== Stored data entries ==
#####

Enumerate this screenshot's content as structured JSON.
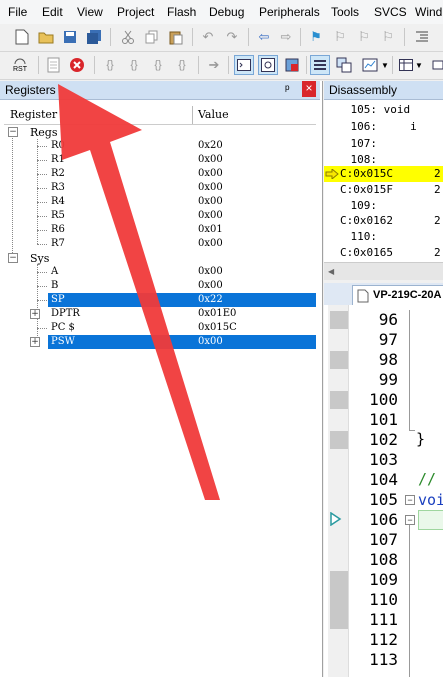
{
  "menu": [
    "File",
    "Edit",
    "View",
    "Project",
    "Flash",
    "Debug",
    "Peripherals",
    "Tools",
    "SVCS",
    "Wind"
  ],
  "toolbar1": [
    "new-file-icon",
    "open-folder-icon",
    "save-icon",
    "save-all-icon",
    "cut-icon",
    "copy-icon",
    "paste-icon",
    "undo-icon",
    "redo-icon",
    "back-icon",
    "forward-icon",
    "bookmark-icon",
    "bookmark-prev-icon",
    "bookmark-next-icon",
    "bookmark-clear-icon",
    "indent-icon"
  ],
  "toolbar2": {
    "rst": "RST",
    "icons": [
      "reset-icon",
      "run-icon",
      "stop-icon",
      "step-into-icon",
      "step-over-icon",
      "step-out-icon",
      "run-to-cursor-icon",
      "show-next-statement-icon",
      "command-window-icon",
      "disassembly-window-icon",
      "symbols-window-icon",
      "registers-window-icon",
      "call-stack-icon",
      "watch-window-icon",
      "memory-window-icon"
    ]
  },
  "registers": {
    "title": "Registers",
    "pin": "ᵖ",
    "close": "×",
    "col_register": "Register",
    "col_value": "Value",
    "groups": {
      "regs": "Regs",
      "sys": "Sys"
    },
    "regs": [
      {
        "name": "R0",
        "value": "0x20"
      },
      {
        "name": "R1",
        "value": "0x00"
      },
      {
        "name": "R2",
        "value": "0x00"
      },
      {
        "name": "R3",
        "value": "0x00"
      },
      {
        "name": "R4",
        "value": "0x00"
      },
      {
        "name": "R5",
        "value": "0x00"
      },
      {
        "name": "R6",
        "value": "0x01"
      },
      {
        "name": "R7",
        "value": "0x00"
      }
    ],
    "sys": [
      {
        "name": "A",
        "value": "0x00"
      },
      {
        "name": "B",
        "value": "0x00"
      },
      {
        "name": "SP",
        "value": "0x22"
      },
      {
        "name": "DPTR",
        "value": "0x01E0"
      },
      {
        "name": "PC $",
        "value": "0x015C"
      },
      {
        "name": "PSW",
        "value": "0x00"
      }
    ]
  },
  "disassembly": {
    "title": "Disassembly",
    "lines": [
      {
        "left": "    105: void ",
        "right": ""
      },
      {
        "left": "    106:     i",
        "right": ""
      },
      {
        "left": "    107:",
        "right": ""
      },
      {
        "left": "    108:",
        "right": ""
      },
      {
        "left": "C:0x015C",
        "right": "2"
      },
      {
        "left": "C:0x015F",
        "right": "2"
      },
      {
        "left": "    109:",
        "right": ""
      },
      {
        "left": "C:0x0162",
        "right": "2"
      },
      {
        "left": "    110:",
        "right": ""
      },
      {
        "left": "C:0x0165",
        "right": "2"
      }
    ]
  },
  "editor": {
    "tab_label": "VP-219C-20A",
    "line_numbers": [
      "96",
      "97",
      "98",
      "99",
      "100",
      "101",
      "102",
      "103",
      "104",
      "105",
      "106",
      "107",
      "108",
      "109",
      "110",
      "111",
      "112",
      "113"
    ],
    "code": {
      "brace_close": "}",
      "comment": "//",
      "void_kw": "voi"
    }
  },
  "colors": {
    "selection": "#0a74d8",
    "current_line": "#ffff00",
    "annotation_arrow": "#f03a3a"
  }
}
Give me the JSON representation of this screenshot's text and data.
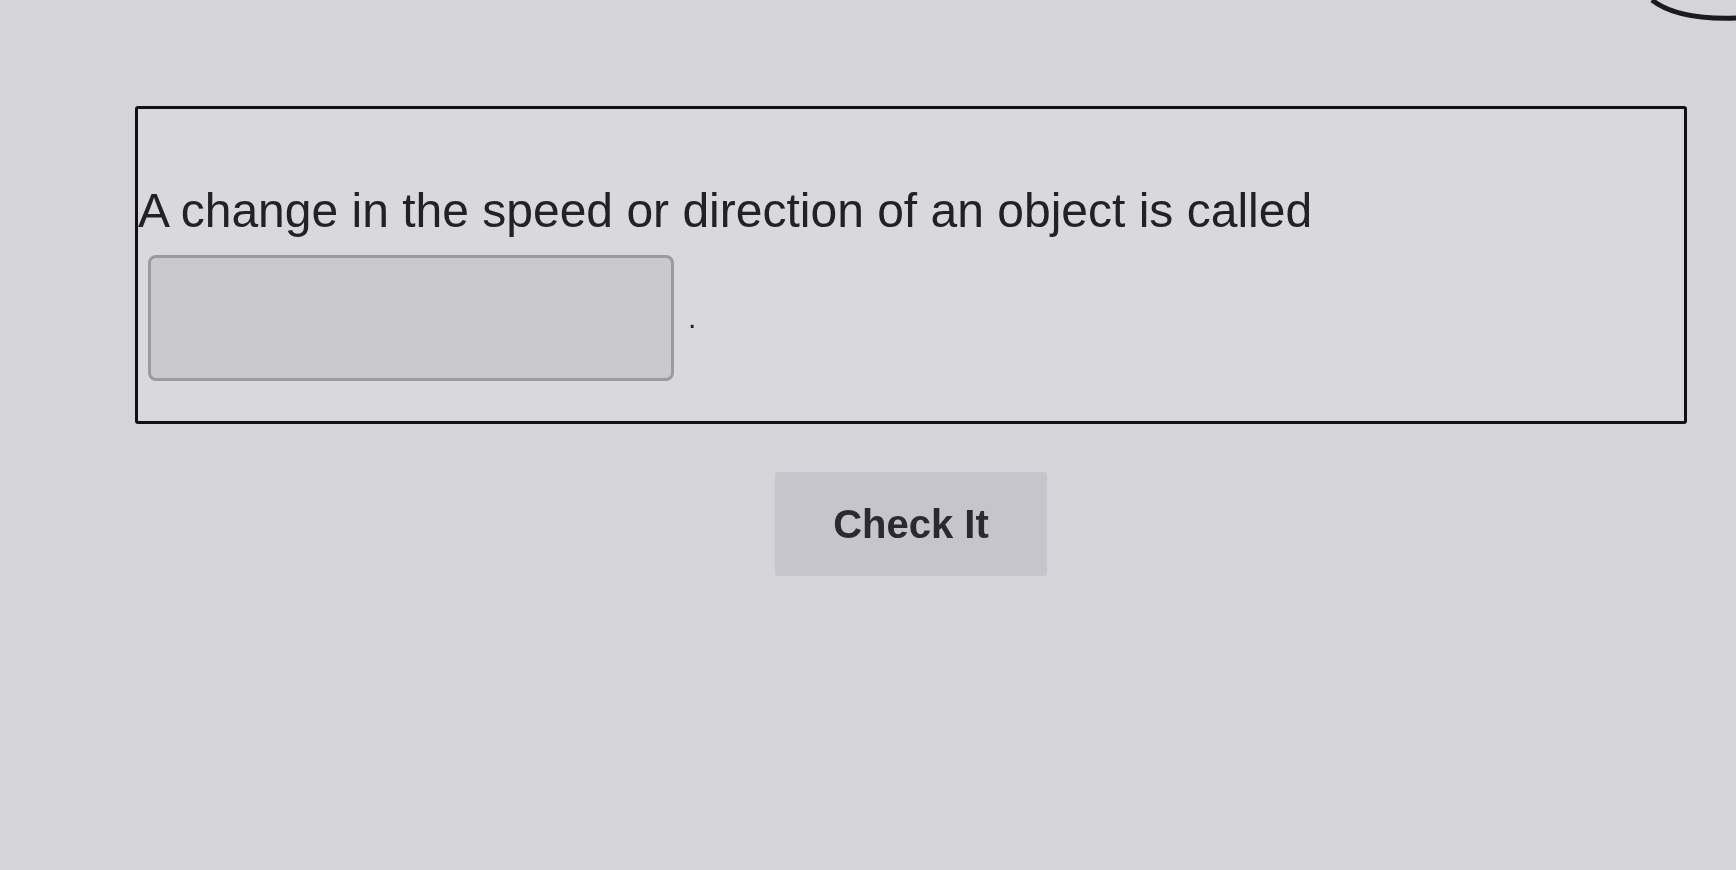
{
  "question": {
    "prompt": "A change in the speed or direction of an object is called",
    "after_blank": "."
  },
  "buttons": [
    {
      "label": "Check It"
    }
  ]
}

#####

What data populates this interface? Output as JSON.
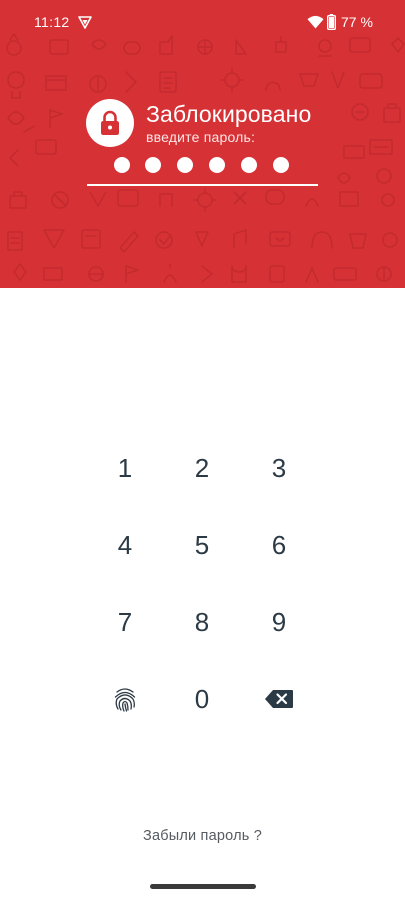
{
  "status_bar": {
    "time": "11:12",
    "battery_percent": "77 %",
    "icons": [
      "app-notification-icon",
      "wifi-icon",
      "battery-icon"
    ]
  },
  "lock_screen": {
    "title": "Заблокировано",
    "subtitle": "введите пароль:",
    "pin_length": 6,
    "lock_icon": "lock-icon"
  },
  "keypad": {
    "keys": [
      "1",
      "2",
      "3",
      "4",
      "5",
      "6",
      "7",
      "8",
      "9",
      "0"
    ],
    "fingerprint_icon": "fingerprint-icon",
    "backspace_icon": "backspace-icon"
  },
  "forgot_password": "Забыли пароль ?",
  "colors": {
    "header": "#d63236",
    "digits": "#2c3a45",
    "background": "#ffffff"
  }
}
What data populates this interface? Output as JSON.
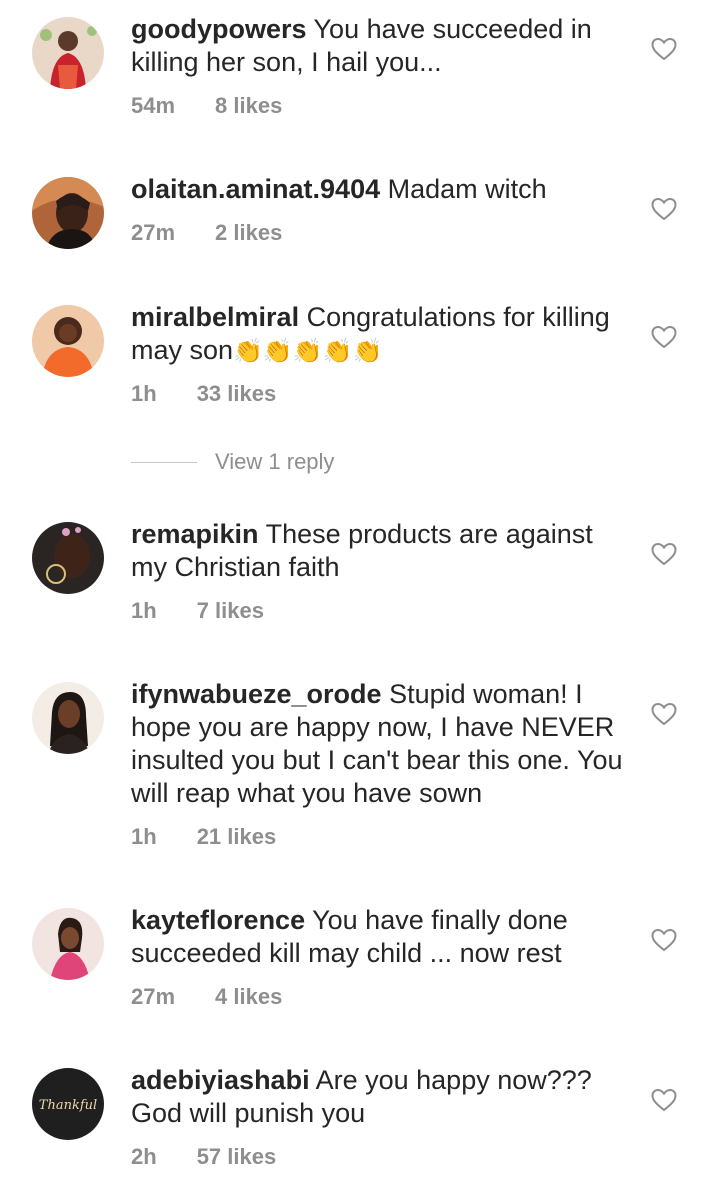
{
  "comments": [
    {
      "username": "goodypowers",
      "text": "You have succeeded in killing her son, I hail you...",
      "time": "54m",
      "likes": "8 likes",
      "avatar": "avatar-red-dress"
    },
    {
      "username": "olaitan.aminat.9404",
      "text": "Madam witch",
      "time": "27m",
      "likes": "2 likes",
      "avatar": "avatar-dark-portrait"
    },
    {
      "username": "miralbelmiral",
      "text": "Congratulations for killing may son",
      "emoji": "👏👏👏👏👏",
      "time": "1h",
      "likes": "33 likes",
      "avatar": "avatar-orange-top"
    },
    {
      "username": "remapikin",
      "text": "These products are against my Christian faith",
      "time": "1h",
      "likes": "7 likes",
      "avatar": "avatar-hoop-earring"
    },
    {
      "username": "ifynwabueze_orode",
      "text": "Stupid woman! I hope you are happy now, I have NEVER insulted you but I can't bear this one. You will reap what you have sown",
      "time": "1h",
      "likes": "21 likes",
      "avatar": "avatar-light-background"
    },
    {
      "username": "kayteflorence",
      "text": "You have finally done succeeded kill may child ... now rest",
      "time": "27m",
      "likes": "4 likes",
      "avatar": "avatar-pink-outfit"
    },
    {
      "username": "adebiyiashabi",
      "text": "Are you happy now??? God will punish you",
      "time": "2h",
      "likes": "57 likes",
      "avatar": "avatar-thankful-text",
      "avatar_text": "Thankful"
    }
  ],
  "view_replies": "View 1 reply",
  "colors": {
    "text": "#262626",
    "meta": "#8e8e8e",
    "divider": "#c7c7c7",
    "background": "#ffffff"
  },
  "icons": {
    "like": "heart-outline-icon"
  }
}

#####

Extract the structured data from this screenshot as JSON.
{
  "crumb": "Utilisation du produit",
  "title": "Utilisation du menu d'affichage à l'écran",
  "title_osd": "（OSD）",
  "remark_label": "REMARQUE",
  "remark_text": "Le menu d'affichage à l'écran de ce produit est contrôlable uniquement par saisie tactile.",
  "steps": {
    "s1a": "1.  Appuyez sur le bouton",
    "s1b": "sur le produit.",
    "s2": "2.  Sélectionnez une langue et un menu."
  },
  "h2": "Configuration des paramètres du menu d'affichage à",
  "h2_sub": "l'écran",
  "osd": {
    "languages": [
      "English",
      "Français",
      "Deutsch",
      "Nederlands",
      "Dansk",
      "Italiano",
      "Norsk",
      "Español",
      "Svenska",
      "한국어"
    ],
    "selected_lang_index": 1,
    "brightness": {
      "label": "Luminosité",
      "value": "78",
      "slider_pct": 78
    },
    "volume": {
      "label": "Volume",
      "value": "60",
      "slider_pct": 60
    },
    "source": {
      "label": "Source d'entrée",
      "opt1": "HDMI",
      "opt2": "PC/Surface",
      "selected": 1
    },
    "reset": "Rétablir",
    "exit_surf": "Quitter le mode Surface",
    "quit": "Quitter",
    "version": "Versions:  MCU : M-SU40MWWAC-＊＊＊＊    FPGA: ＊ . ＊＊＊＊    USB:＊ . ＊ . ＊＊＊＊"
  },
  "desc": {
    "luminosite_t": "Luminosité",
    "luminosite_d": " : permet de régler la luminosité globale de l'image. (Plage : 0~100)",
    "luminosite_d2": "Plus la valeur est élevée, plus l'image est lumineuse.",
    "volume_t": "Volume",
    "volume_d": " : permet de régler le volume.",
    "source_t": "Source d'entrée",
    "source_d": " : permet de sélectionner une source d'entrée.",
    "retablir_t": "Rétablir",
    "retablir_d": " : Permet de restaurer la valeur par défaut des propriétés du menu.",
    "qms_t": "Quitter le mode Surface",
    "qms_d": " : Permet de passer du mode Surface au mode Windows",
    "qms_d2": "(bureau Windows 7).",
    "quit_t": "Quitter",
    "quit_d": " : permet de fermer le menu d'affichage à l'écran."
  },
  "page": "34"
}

#####

== Set exercise ==
Count how many lines above include the word "left" and answer with that figure only.

== Answer to the task ==
10